Work to complete – Return all of the entries word for word, but omit the pictures they contain.

Stored records –
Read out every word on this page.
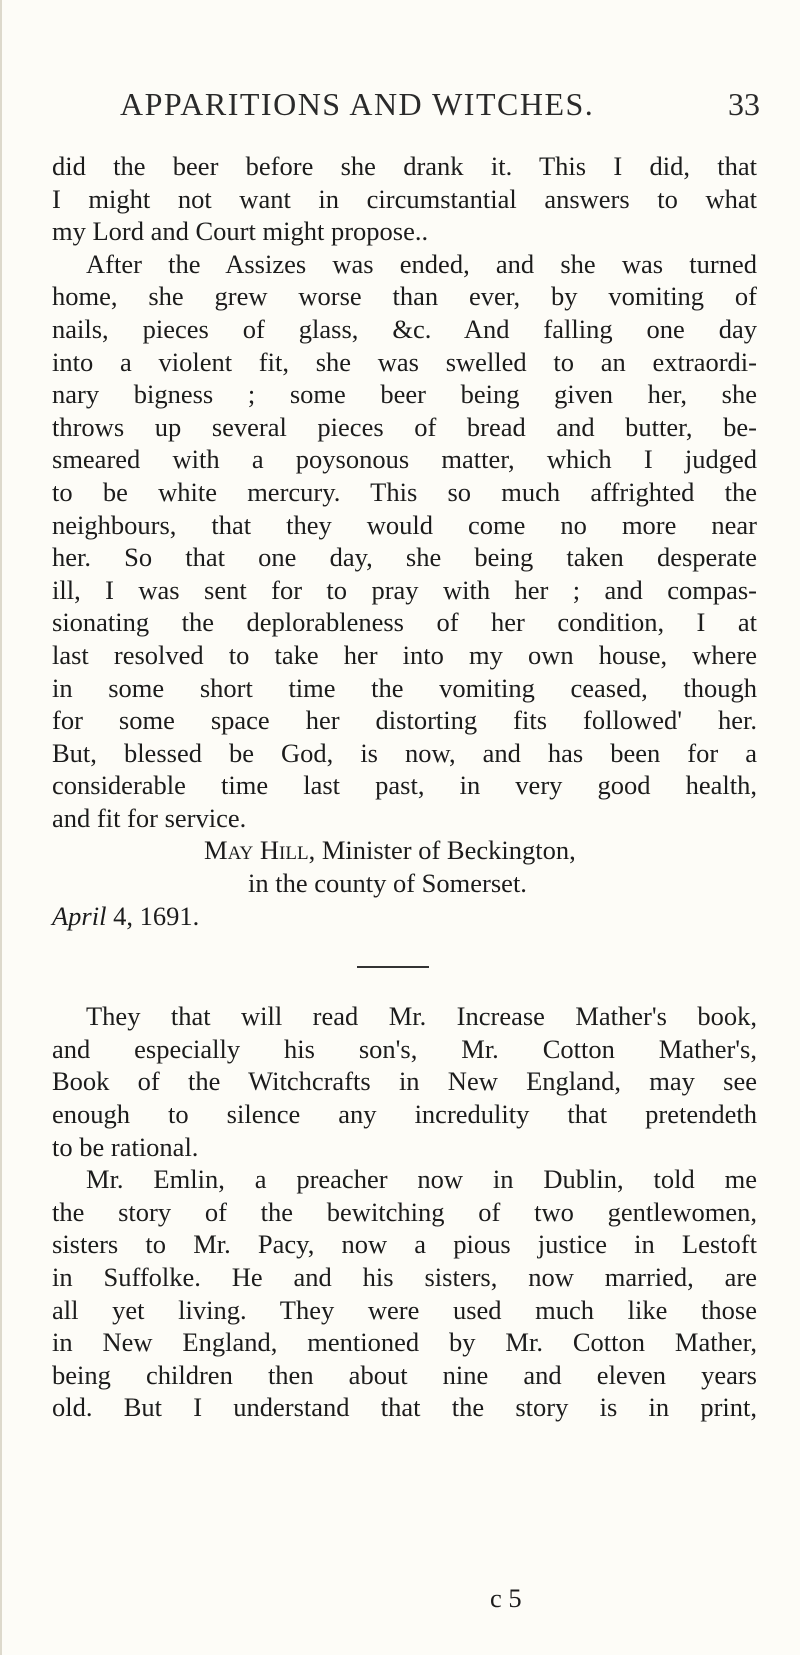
APPARITIONS AND WITCHES.	33
did the beer before she drank it. This I did, that
I might not want in circumstantial answers to what
my Lord and Court might propose..
After the Assizes was ended, and she was turned
home, she grew worse than ever, by vomiting of
nails, pieces of glass, &c. And falling one day
into a violent fit, she was swelled to an extraordi-
nary bigness ; some beer being given her, she
throws up several pieces of bread and butter, be-
smeared with a poysonous matter, which I judged
to be white mercury. This so much affrighted the
neighbours, that they would come no more near
her. So that one day, she being taken desperate
ill, I was sent for to pray with her ; and compas-
sionating the deplorableness of her condition, I at
last resolved to take her into my own house, where
in some short time the vomiting ceased, though
for some space her distorting fits followed' her.
But, blessed be God, is now, and has been for a
considerable time last past, in very good health,
and fit for service.
May Hill, Minister of Beckington,
in the county of Somerset.
April 4, 1691.
They that will read Mr. Increase Mather's book,
and especially his son's, Mr. Cotton Mather's,
Book of the Witchcrafts in New England, may see
enough to silence any incredulity that pretendeth
to be rational.
Mr. Emlin, a preacher now in Dublin, told me
the story of the bewitching of two gentlewomen,
sisters to Mr. Pacy, now a pious justice in Lestoft
in Suffolke. He and his sisters, now married, are
all yet living. They were used much like those
in New England, mentioned by Mr. Cotton Mather,
being children then about nine and eleven years
old. But I understand that the story is in print,
c 5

Task solution –
Read out every word on this page.
APPARITIONS AND WITCHES.	33
did the beer before she drank it. This I did, that
I might not want in circumstantial answers to what
my Lord and Court might propose..
After the Assizes was ended, and she was turned
home, she grew worse than ever, by vomiting of
nails, pieces of glass, &c. And falling one day
into a violent fit, she was swelled to an extraordi-
nary bigness ; some beer being given her, she
throws up several pieces of bread and butter, be-
smeared with a poysonous matter, which I judged
to be white mercury. This so much affrighted the
neighbours, that they would come no more near
her. So that one day, she being taken desperate
ill, I was sent for to pray with her ; and compas-
sionating the deplorableness of her condition, I at
last resolved to take her into my own house, where
in some short time the vomiting ceased, though
for some space her distorting fits followed' her.
But, blessed be God, is now, and has been for a
considerable time last past, in very good health,
and fit for service.
May Hill, Minister of Beckington,
in the county of Somerset.
April 4, 1691.
They that will read Mr. Increase Mather's book,
and especially his son's, Mr. Cotton Mather's,
Book of the Witchcrafts in New England, may see
enough to silence any incredulity that pretendeth
to be rational.
Mr. Emlin, a preacher now in Dublin, told me
the story of the bewitching of two gentlewomen,
sisters to Mr. Pacy, now a pious justice in Lestoft
in Suffolke. He and his sisters, now married, are
all yet living. They were used much like those
in New England, mentioned by Mr. Cotton Mather,
being children then about nine and eleven years
old. But I understand that the story is in print,
c 5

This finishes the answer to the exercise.